= Problem to solve =
Restate the listing below word for word, omitting any images.

------ Source records ------

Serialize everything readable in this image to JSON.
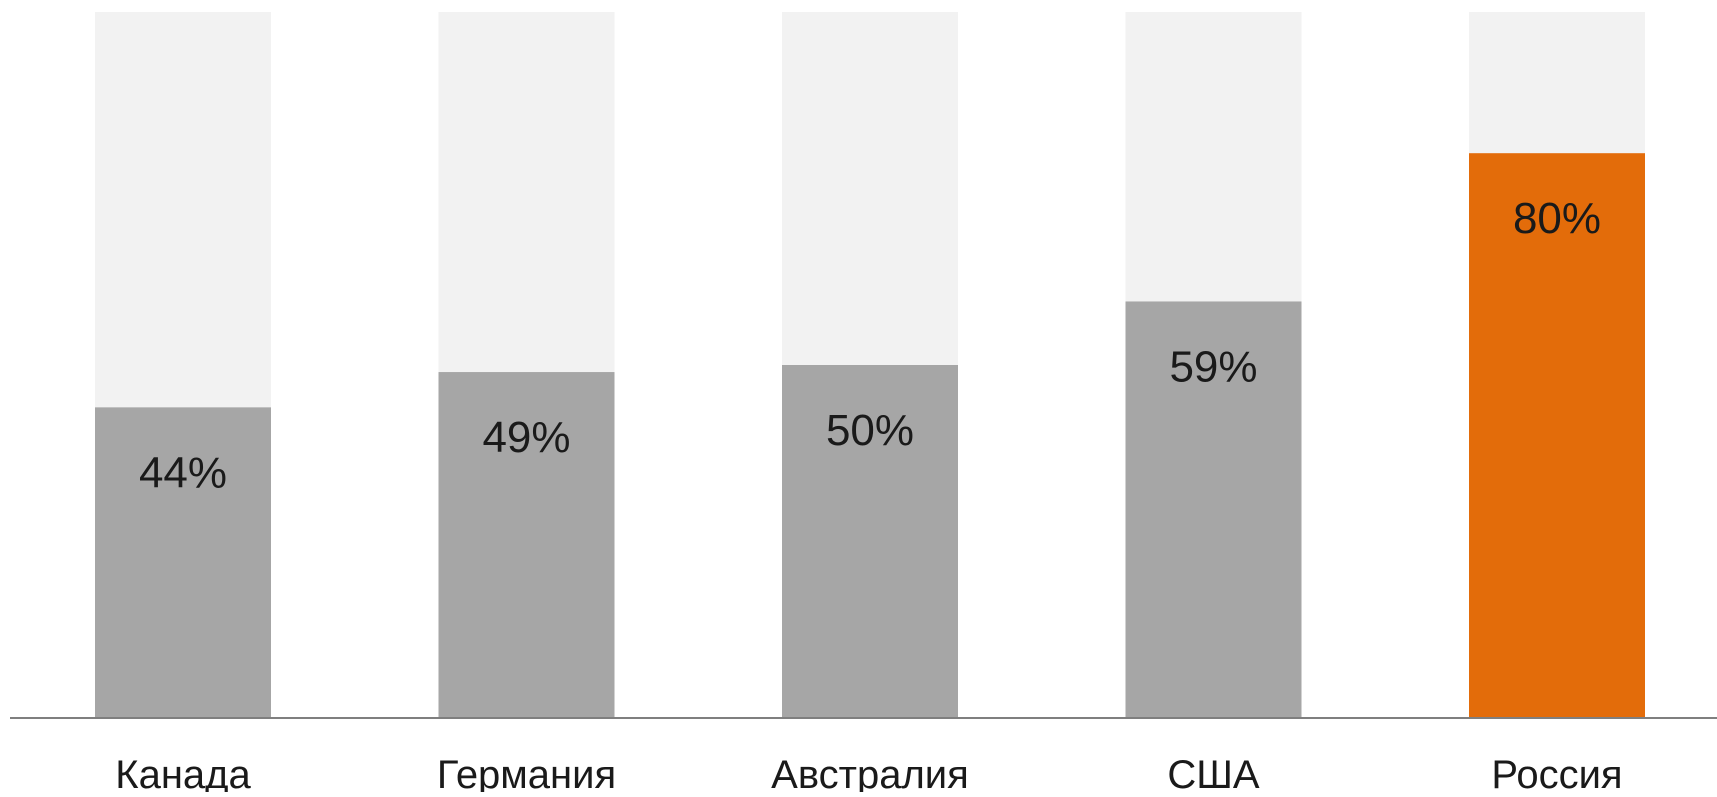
{
  "chart_data": {
    "type": "bar",
    "stacked_to_full": true,
    "categories": [
      "Канада",
      "Германия",
      "Австралия",
      "США",
      "Россия"
    ],
    "values": [
      44,
      49,
      50,
      59,
      80
    ],
    "value_labels": [
      "44%",
      "49%",
      "50%",
      "59%",
      "80%"
    ],
    "ylim": [
      0,
      100
    ],
    "title": "",
    "xlabel": "",
    "ylabel": "",
    "grid": false,
    "legend": "none",
    "colors": {
      "default_bar": "#a6a6a6",
      "highlight_bar": "#e36c0a",
      "background_bar": "#f2f2f2",
      "axis": "#7f7f7f",
      "text": "#1a1a1a"
    },
    "highlight_index": 4
  }
}
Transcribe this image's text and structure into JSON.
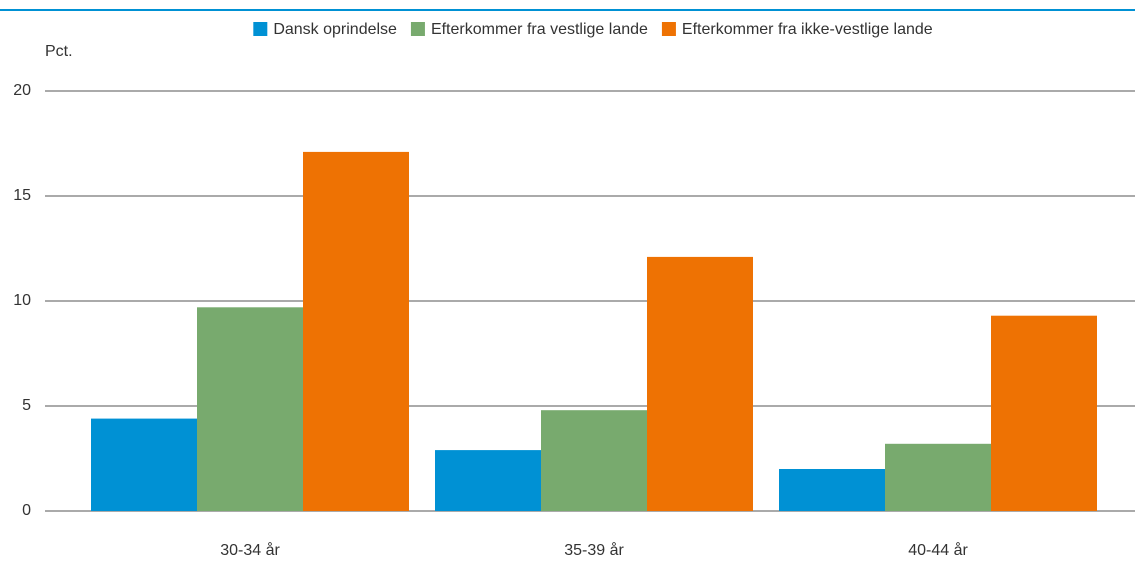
{
  "chart_data": {
    "type": "bar",
    "y_label": "Pct.",
    "categories": [
      "30-34 år",
      "35-39 år",
      "40-44 år"
    ],
    "series": [
      {
        "name": "Dansk oprindelse",
        "color": "#0091d4",
        "values": [
          4.4,
          2.9,
          2.0
        ]
      },
      {
        "name": "Efterkommer fra vestlige lande",
        "color": "#78aa6e",
        "values": [
          9.7,
          4.8,
          3.2
        ]
      },
      {
        "name": "Efterkommer fra ikke-vestlige lande",
        "color": "#ee7203",
        "values": [
          17.1,
          12.1,
          9.3
        ]
      }
    ],
    "ylim": [
      0,
      20
    ],
    "yticks": [
      0,
      5,
      10,
      15,
      20
    ],
    "grid": true,
    "legend": "top"
  }
}
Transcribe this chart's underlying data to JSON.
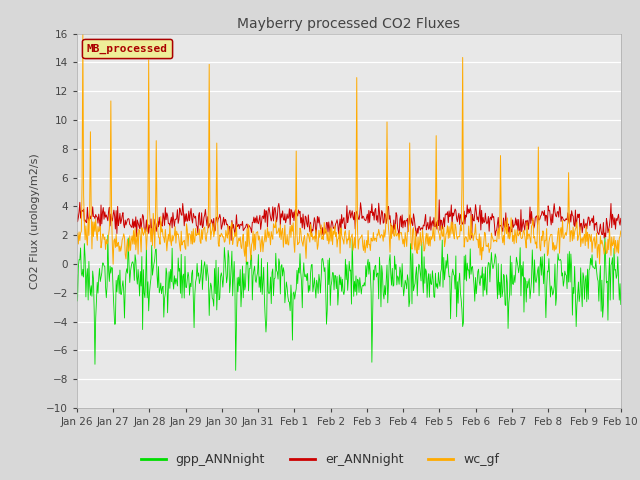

------

= Response to the exercise =
Serialize everything readable in this image to JSON.
{
  "chart_data": {
    "type": "bar",
    "stacked_to_full": true,
    "categories": [
      "Канада",
      "Германия",
      "Австралия",
      "США",
      "Россия"
    ],
    "values": [
      44,
      49,
      50,
      59,
      80
    ],
    "value_labels": [
      "44%",
      "49%",
      "50%",
      "59%",
      "80%"
    ],
    "ylim": [
      0,
      100
    ],
    "title": "",
    "xlabel": "",
    "ylabel": "",
    "grid": false,
    "legend": "none",
    "colors": {
      "default_bar": "#a6a6a6",
      "highlight_bar": "#e36c0a",
      "background_bar": "#f2f2f2",
      "axis": "#7f7f7f",
      "text": "#1a1a1a"
    },
    "highlight_index": 4
  }
}
Transcribe this image's text and structure into JSON.
{
  "chart_data": {
    "type": "bar",
    "y_label": "Pct.",
    "categories": [
      "30-34 år",
      "35-39 år",
      "40-44 år"
    ],
    "series": [
      {
        "name": "Dansk oprindelse",
        "color": "#0091d4",
        "values": [
          4.4,
          2.9,
          2.0
        ]
      },
      {
        "name": "Efterkommer fra vestlige lande",
        "color": "#78aa6e",
        "values": [
          9.7,
          4.8,
          3.2
        ]
      },
      {
        "name": "Efterkommer fra ikke-vestlige lande",
        "color": "#ee7203",
        "values": [
          17.1,
          12.1,
          9.3
        ]
      }
    ],
    "ylim": [
      0,
      20
    ],
    "yticks": [
      0,
      5,
      10,
      15,
      20
    ],
    "grid": true,
    "legend": "top"
  }
}
Transcribe this chart's underlying data to JSON.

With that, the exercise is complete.